**Records shown**

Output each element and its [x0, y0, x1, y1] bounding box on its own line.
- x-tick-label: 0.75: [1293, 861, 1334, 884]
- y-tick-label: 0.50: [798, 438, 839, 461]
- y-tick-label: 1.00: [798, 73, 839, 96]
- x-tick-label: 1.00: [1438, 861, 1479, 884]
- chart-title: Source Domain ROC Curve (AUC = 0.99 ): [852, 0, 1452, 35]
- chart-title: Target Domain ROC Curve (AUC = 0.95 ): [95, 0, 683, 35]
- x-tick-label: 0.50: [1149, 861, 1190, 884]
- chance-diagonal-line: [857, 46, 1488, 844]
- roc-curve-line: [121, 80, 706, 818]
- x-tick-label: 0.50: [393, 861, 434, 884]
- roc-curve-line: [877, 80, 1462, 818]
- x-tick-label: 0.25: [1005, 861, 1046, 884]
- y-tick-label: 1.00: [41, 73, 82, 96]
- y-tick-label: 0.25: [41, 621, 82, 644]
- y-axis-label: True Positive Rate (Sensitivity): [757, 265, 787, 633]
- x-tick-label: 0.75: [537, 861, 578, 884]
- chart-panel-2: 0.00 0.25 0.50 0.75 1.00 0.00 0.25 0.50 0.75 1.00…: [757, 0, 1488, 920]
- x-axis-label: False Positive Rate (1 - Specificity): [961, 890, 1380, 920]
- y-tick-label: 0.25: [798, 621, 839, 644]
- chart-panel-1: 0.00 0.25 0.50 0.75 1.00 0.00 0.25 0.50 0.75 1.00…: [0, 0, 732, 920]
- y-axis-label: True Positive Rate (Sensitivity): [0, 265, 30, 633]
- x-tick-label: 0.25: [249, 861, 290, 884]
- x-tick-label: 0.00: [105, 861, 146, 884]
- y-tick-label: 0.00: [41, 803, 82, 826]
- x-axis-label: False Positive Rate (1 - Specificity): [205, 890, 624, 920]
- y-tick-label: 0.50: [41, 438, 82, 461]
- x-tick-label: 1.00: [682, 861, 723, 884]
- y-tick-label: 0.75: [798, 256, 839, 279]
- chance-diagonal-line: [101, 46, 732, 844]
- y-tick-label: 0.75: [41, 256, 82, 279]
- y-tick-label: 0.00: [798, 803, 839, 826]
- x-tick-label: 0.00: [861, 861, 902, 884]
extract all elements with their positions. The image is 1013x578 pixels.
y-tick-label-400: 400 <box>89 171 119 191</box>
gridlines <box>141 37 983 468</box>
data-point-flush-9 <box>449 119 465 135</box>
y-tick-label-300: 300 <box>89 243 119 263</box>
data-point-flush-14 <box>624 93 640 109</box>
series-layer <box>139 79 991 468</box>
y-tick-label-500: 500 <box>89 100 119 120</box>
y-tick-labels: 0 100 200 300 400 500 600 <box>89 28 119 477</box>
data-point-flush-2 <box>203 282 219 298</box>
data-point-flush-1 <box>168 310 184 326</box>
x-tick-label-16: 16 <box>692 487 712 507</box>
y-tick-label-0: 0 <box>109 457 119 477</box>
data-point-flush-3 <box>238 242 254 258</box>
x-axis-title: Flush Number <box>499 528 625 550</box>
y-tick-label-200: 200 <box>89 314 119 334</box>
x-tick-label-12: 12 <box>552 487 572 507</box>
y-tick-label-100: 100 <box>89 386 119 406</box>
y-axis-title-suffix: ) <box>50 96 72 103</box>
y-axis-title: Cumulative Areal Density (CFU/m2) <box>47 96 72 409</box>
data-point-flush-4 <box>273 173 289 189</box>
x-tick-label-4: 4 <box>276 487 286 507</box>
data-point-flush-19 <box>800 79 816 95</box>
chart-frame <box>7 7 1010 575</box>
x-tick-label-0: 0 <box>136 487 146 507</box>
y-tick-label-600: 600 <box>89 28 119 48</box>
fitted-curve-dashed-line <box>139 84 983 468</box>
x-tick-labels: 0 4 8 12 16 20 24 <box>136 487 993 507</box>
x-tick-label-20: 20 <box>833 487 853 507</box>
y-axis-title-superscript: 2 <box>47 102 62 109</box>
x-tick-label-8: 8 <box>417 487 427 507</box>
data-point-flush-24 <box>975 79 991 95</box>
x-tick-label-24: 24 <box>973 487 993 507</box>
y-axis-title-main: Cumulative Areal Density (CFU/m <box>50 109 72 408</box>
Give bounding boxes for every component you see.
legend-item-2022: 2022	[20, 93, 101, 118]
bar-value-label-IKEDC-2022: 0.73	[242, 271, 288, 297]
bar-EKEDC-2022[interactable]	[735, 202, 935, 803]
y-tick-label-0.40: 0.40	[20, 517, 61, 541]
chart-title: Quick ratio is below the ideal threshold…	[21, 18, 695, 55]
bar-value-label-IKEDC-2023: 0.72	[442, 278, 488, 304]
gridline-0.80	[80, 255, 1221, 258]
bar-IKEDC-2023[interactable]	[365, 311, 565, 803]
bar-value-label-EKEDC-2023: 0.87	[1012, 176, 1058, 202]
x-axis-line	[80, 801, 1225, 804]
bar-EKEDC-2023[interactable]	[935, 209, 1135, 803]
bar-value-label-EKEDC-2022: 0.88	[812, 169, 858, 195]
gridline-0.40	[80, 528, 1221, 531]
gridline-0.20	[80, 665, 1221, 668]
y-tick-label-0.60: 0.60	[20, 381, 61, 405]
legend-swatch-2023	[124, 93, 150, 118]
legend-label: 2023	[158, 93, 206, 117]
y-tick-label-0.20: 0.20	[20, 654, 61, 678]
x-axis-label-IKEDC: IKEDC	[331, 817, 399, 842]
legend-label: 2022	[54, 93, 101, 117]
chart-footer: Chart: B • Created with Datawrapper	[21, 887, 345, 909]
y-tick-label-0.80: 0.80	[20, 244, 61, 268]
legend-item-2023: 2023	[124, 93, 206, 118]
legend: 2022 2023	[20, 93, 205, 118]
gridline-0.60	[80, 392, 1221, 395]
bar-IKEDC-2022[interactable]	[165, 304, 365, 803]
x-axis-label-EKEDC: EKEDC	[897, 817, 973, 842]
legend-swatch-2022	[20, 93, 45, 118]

**Goal**
Quote every line of the records above word for word, from the first line to the last.

**Solved problem**
Output each element and its [x0, y0, x1, y1] bounding box on its own line.
- x-tick-label: 0.75: [1293, 861, 1334, 884]
- y-tick-label: 0.50: [798, 438, 839, 461]
- y-tick-label: 1.00: [798, 73, 839, 96]
- x-tick-label: 1.00: [1438, 861, 1479, 884]
- chart-title: Source Domain ROC Curve (AUC = 0.99 ): [852, 0, 1452, 35]
- chart-title: Target Domain ROC Curve (AUC = 0.95 ): [95, 0, 683, 35]
- x-tick-label: 0.50: [1149, 861, 1190, 884]
- chance-diagonal-line: [857, 46, 1488, 844]
- roc-curve-line: [121, 80, 706, 818]
- x-tick-label: 0.50: [393, 861, 434, 884]
- roc-curve-line: [877, 80, 1462, 818]
- x-tick-label: 0.25: [1005, 861, 1046, 884]
- y-tick-label: 1.00: [41, 73, 82, 96]
- y-tick-label: 0.25: [41, 621, 82, 644]
- y-axis-label: True Positive Rate (Sensitivity): [757, 265, 787, 633]
- x-tick-label: 0.75: [537, 861, 578, 884]
- chart-panel-2: 0.00 0.25 0.50 0.75 1.00 0.00 0.25 0.50 0.75 1.00…: [757, 0, 1488, 920]
- x-axis-label: False Positive Rate (1 - Specificity): [961, 890, 1380, 920]
- y-tick-label: 0.25: [798, 621, 839, 644]
- chart-panel-1: 0.00 0.25 0.50 0.75 1.00 0.00 0.25 0.50 0.75 1.00…: [0, 0, 732, 920]
- y-axis-label: True Positive Rate (Sensitivity): [0, 265, 30, 633]
- x-tick-label: 0.25: [249, 861, 290, 884]
- x-tick-label: 0.00: [105, 861, 146, 884]
- y-tick-label: 0.00: [41, 803, 82, 826]
- x-axis-label: False Positive Rate (1 - Specificity): [205, 890, 624, 920]
- y-tick-label: 0.50: [41, 438, 82, 461]
- x-tick-label: 1.00: [682, 861, 723, 884]
- y-tick-label: 0.75: [798, 256, 839, 279]
- chance-diagonal-line: [101, 46, 732, 844]
- y-tick-label: 0.75: [41, 256, 82, 279]
- y-tick-label: 0.00: [798, 803, 839, 826]
- x-tick-label: 0.00: [861, 861, 902, 884]
extract all elements with their positions. The image is 1013x578 pixels.
y-tick-label-400: 400 <box>89 171 119 191</box>
gridlines <box>141 37 983 468</box>
data-point-flush-9 <box>449 119 465 135</box>
y-tick-label-300: 300 <box>89 243 119 263</box>
data-point-flush-14 <box>624 93 640 109</box>
series-layer <box>139 79 991 468</box>
y-tick-label-500: 500 <box>89 100 119 120</box>
y-tick-labels: 0 100 200 300 400 500 600 <box>89 28 119 477</box>
data-point-flush-2 <box>203 282 219 298</box>
data-point-flush-1 <box>168 310 184 326</box>
x-tick-label-16: 16 <box>692 487 712 507</box>
y-tick-label-0: 0 <box>109 457 119 477</box>
data-point-flush-3 <box>238 242 254 258</box>
x-axis-title: Flush Number <box>499 528 625 550</box>
y-tick-label-200: 200 <box>89 314 119 334</box>
x-tick-label-12: 12 <box>552 487 572 507</box>
y-tick-label-100: 100 <box>89 386 119 406</box>
y-axis-title-suffix: ) <box>50 96 72 103</box>
y-axis-title: Cumulative Areal Density (CFU/m2) <box>47 96 72 409</box>
data-point-flush-4 <box>273 173 289 189</box>
x-tick-label-4: 4 <box>276 487 286 507</box>
data-point-flush-19 <box>800 79 816 95</box>
chart-frame <box>7 7 1010 575</box>
x-tick-label-0: 0 <box>136 487 146 507</box>
y-tick-label-600: 600 <box>89 28 119 48</box>
fitted-curve-dashed-line <box>139 84 983 468</box>
x-tick-labels: 0 4 8 12 16 20 24 <box>136 487 993 507</box>
x-tick-label-20: 20 <box>833 487 853 507</box>
y-axis-title-superscript: 2 <box>47 102 62 109</box>
x-tick-label-8: 8 <box>417 487 427 507</box>
data-point-flush-24 <box>975 79 991 95</box>
x-tick-label-24: 24 <box>973 487 993 507</box>
y-axis-title-main: Cumulative Areal Density (CFU/m <box>50 109 72 408</box>
Give bounding boxes for every component you see.
legend-item-2022: 2022	[20, 93, 101, 118]
bar-value-label-IKEDC-2022: 0.73	[242, 271, 288, 297]
bar-EKEDC-2022[interactable]	[735, 202, 935, 803]
y-tick-label-0.40: 0.40	[20, 517, 61, 541]
chart-title: Quick ratio is below the ideal threshold…	[21, 18, 695, 55]
bar-value-label-IKEDC-2023: 0.72	[442, 278, 488, 304]
gridline-0.80	[80, 255, 1221, 258]
bar-IKEDC-2023[interactable]	[365, 311, 565, 803]
bar-value-label-EKEDC-2023: 0.87	[1012, 176, 1058, 202]
x-axis-line	[80, 801, 1225, 804]
bar-EKEDC-2023[interactable]	[935, 209, 1135, 803]
bar-value-label-EKEDC-2022: 0.88	[812, 169, 858, 195]
gridline-0.40	[80, 528, 1221, 531]
gridline-0.20	[80, 665, 1221, 668]
y-tick-label-0.60: 0.60	[20, 381, 61, 405]
legend-swatch-2023	[124, 93, 150, 118]
legend-label: 2023	[158, 93, 206, 117]
y-tick-label-0.20: 0.20	[20, 654, 61, 678]
x-axis-label-IKEDC: IKEDC	[331, 817, 399, 842]
legend-label: 2022	[54, 93, 101, 117]
chart-footer: Chart: B • Created with Datawrapper	[21, 887, 345, 909]
y-tick-label-0.80: 0.80	[20, 244, 61, 268]
legend-item-2023: 2023	[124, 93, 206, 118]
legend: 2022 2023	[20, 93, 205, 118]
gridline-0.60	[80, 392, 1221, 395]
bar-IKEDC-2022[interactable]	[165, 304, 365, 803]
x-axis-label-EKEDC: EKEDC	[897, 817, 973, 842]
legend-swatch-2022	[20, 93, 45, 118]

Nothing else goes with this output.